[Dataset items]
=-=-=-=-=
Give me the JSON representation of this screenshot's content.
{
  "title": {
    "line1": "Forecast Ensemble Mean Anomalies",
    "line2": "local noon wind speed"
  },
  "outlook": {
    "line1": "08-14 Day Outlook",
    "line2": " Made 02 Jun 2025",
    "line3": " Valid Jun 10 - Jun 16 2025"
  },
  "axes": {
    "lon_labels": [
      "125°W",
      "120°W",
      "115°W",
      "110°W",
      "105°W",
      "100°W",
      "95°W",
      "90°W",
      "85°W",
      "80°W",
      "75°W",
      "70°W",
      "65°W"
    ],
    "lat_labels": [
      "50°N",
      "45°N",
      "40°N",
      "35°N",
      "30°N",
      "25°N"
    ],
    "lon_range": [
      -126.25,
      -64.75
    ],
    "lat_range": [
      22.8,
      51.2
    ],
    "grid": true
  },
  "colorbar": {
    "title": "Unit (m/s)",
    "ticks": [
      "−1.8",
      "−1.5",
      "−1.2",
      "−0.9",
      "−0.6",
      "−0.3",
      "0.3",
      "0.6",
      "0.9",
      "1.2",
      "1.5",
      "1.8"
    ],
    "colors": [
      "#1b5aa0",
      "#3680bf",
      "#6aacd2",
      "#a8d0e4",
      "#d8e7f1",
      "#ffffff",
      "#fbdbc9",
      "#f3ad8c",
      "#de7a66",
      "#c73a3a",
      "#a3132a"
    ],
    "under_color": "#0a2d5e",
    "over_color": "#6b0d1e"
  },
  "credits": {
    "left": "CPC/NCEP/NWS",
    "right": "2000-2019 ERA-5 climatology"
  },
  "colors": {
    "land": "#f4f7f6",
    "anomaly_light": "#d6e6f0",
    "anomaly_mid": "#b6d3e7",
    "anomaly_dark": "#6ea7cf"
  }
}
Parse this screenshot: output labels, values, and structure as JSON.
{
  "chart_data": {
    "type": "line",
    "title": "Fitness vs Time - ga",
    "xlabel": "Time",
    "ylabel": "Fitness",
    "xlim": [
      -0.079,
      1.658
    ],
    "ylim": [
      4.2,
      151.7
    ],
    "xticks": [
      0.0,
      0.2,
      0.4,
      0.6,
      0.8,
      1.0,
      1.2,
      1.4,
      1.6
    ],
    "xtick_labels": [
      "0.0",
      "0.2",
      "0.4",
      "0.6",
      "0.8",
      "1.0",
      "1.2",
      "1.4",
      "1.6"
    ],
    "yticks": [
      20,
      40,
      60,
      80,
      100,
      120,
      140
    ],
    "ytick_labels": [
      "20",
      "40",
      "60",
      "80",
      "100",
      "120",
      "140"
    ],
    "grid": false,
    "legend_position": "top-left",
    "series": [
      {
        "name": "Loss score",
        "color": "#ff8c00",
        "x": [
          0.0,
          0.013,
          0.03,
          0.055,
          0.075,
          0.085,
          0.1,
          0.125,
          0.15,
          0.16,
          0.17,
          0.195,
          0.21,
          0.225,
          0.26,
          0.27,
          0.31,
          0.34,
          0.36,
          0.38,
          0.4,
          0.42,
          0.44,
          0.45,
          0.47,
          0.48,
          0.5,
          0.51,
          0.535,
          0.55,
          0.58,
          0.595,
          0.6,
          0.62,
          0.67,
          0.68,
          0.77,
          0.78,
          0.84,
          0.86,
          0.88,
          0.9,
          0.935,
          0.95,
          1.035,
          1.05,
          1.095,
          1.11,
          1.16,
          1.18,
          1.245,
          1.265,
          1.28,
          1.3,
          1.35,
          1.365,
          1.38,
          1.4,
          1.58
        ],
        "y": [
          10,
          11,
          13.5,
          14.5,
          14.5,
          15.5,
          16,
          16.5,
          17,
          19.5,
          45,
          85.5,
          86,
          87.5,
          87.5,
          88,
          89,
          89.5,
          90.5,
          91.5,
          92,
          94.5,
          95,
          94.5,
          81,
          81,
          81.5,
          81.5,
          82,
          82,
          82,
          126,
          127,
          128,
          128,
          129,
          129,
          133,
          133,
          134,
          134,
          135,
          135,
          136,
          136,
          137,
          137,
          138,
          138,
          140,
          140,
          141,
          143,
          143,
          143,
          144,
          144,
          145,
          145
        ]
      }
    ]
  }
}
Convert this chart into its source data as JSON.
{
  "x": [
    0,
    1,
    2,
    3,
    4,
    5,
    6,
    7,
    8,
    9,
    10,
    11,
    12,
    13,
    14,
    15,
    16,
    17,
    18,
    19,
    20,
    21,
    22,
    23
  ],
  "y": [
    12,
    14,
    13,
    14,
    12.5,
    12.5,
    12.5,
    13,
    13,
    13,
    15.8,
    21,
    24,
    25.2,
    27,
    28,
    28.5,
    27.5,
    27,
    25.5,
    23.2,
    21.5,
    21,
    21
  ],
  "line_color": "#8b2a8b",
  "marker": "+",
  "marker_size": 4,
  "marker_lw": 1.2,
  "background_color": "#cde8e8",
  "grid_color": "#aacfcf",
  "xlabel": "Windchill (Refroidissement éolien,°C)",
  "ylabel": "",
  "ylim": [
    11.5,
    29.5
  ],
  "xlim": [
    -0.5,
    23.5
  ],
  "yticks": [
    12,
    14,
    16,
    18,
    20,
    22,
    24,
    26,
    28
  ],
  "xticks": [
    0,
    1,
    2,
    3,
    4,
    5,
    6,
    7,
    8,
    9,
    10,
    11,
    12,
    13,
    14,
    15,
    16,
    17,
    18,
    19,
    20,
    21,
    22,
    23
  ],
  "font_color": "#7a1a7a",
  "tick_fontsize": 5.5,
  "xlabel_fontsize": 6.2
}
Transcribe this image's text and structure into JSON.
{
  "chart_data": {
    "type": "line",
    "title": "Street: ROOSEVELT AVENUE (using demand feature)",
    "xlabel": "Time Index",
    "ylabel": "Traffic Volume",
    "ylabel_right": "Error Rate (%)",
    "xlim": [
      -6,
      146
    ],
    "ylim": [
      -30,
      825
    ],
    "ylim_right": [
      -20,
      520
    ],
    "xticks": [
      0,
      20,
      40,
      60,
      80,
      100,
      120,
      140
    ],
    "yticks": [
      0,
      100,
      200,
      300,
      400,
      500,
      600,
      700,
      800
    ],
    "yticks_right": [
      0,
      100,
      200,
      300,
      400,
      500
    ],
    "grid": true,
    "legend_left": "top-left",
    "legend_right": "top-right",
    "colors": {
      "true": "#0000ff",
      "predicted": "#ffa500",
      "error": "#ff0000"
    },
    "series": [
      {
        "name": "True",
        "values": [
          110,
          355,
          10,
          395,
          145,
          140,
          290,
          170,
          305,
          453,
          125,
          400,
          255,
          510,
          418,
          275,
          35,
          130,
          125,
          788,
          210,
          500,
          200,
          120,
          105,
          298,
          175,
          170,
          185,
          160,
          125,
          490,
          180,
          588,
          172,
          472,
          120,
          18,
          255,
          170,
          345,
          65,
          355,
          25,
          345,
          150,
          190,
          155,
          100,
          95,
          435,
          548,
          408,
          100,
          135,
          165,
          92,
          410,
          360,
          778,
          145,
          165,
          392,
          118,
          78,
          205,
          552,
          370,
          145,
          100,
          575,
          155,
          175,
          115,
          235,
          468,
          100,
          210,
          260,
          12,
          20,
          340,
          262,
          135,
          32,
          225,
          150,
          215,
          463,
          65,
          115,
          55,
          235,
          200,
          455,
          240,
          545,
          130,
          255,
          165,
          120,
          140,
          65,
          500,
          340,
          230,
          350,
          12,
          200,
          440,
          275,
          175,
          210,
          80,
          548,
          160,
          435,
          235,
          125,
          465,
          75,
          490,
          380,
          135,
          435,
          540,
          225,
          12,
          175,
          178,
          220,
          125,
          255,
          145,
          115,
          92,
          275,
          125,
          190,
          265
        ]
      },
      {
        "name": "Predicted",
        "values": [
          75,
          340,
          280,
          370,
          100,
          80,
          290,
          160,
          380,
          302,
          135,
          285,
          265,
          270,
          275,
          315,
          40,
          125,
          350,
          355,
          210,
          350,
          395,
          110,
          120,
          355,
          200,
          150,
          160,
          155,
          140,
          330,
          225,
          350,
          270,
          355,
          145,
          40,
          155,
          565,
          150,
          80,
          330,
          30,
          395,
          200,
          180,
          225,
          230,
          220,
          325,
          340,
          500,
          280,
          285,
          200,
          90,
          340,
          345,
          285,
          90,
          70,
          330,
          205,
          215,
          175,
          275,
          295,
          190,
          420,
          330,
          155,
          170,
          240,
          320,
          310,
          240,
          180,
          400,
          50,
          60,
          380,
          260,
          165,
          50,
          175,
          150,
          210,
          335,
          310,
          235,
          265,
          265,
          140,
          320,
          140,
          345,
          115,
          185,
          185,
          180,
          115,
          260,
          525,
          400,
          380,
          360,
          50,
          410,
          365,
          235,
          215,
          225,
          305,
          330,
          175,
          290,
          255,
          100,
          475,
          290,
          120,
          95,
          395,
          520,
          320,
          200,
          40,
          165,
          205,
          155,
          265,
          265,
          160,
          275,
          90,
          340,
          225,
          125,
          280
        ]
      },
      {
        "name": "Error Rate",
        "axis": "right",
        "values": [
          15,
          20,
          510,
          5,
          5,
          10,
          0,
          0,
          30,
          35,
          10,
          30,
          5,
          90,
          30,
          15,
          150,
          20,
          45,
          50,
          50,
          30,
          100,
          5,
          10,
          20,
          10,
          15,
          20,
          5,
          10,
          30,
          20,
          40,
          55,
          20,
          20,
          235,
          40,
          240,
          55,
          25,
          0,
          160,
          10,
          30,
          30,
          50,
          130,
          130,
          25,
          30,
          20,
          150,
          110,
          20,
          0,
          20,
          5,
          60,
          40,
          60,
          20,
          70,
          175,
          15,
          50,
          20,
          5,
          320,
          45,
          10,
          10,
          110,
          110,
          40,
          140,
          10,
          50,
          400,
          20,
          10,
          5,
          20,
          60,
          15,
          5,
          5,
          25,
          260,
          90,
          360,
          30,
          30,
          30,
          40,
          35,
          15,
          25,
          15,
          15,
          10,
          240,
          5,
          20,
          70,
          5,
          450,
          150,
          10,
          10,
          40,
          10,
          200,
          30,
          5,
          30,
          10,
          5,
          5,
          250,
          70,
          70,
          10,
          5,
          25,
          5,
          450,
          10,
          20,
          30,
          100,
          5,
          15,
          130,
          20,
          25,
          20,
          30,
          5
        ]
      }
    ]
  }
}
=-=-=-=-=
▸ **Requirements**
Which lines contain the word "Time"? Return each of them.

▸ **Solution**
    "title": "Fitness vs Time - ga",
    "xlabel": "Time",
    "xlabel": "Time Index",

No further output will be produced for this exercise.